* START DATASET ENTRIES *
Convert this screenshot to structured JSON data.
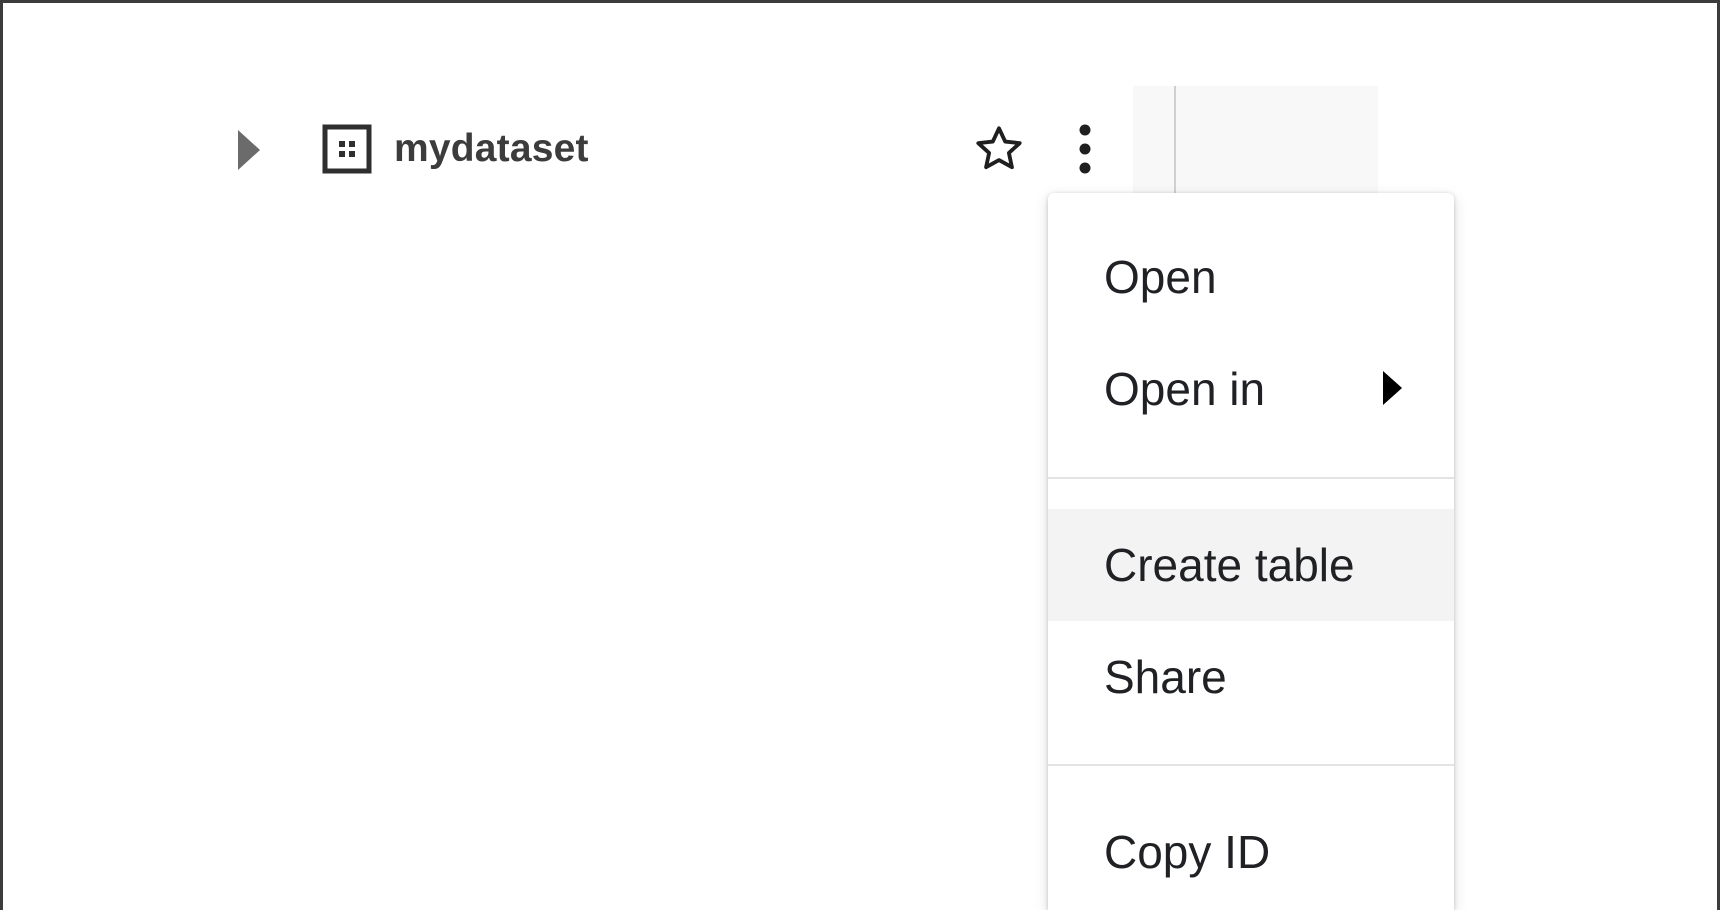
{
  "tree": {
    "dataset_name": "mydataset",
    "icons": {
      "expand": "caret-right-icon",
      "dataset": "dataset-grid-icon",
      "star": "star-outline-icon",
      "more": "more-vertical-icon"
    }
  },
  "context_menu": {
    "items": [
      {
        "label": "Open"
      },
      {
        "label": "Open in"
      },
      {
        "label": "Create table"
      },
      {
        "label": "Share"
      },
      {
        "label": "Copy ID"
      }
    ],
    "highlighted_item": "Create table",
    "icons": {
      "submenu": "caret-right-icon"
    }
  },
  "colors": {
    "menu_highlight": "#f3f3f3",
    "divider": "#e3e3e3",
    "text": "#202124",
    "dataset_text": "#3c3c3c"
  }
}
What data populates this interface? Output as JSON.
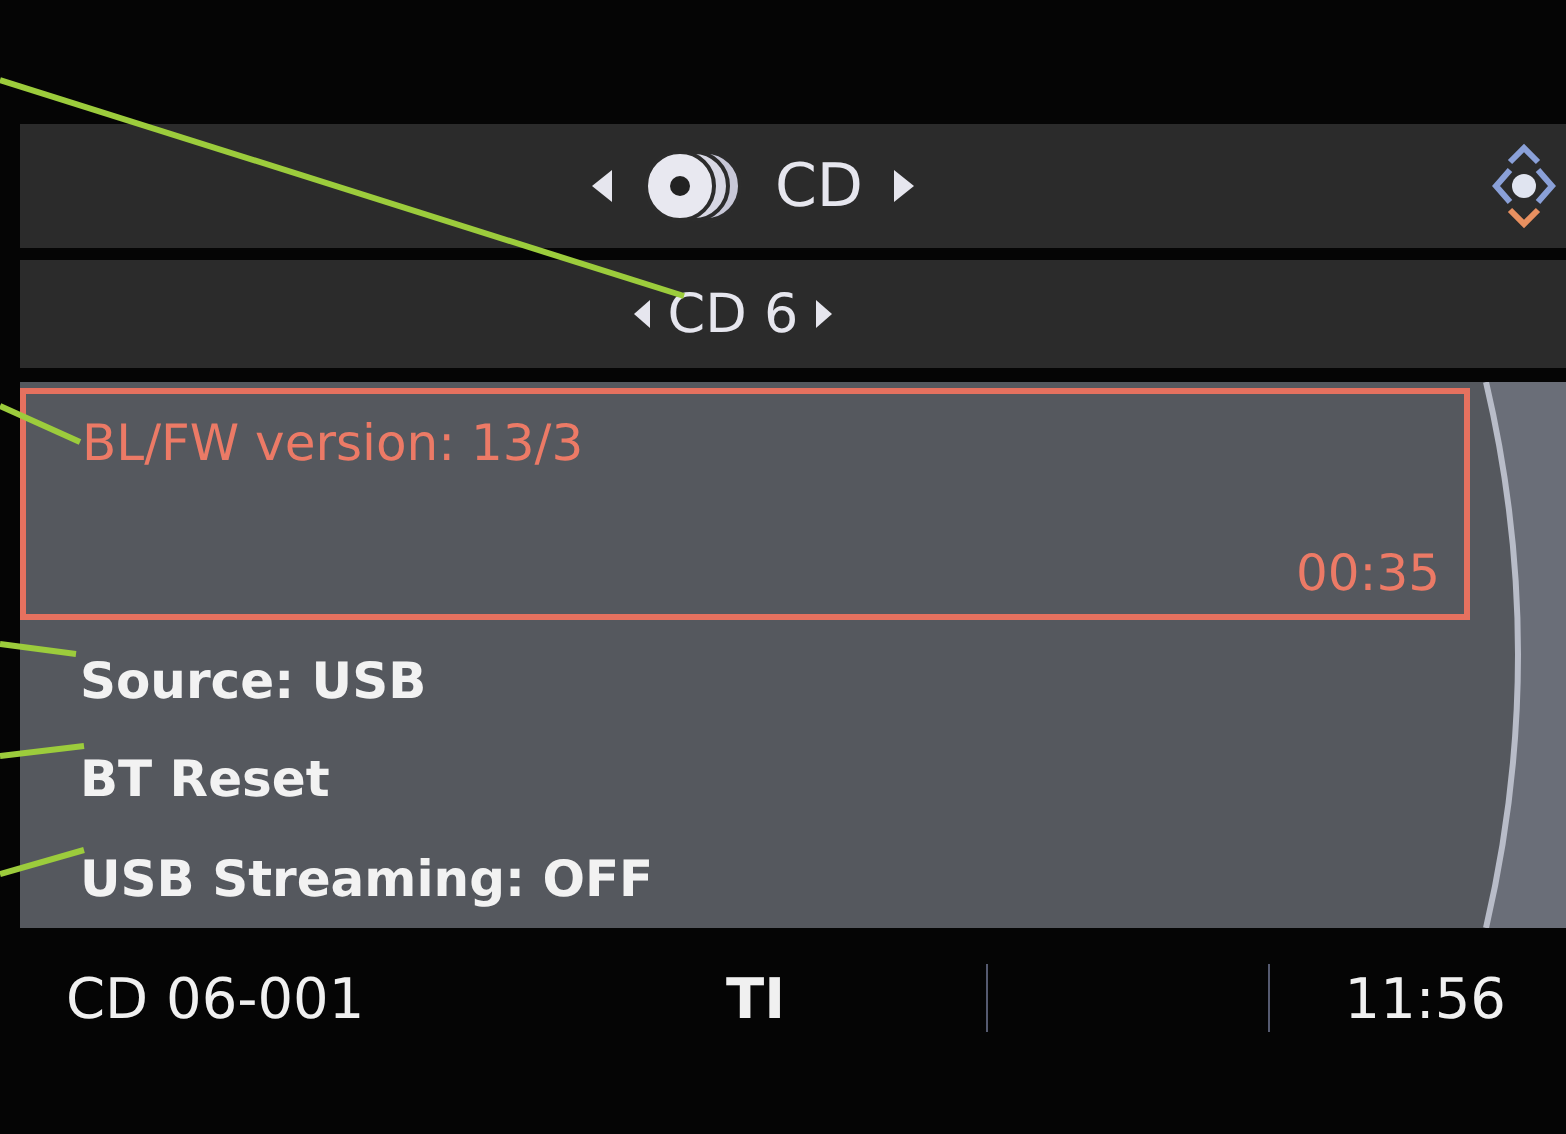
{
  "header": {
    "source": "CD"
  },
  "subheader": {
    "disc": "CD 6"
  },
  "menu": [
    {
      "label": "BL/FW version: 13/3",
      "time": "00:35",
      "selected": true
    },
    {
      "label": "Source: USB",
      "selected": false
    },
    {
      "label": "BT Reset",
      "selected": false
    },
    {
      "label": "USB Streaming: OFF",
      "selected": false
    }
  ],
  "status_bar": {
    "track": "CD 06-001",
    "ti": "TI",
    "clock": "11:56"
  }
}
* END DATASET ENTRIES *
# [TASK OBJECTIVE]
Quote all the records verbatim, dropping any pictures from your copy.

# [RESPONSE FOR THIS EXERCISE]
Convert this screenshot to structured JSON data.
{
  "tree": {
    "dataset_name": "mydataset",
    "icons": {
      "expand": "caret-right-icon",
      "dataset": "dataset-grid-icon",
      "star": "star-outline-icon",
      "more": "more-vertical-icon"
    }
  },
  "context_menu": {
    "items": [
      {
        "label": "Open"
      },
      {
        "label": "Open in"
      },
      {
        "label": "Create table"
      },
      {
        "label": "Share"
      },
      {
        "label": "Copy ID"
      }
    ],
    "highlighted_item": "Create table",
    "icons": {
      "submenu": "caret-right-icon"
    }
  },
  "colors": {
    "menu_highlight": "#f3f3f3",
    "divider": "#e3e3e3",
    "text": "#202124",
    "dataset_text": "#3c3c3c"
  }
}
What data populates this interface? Output as JSON.
{
  "header": {
    "source": "CD"
  },
  "subheader": {
    "disc": "CD 6"
  },
  "menu": [
    {
      "label": "BL/FW version: 13/3",
      "time": "00:35",
      "selected": true
    },
    {
      "label": "Source: USB",
      "selected": false
    },
    {
      "label": "BT Reset",
      "selected": false
    },
    {
      "label": "USB Streaming: OFF",
      "selected": false
    }
  ],
  "status_bar": {
    "track": "CD 06-001",
    "ti": "TI",
    "clock": "11:56"
  }
}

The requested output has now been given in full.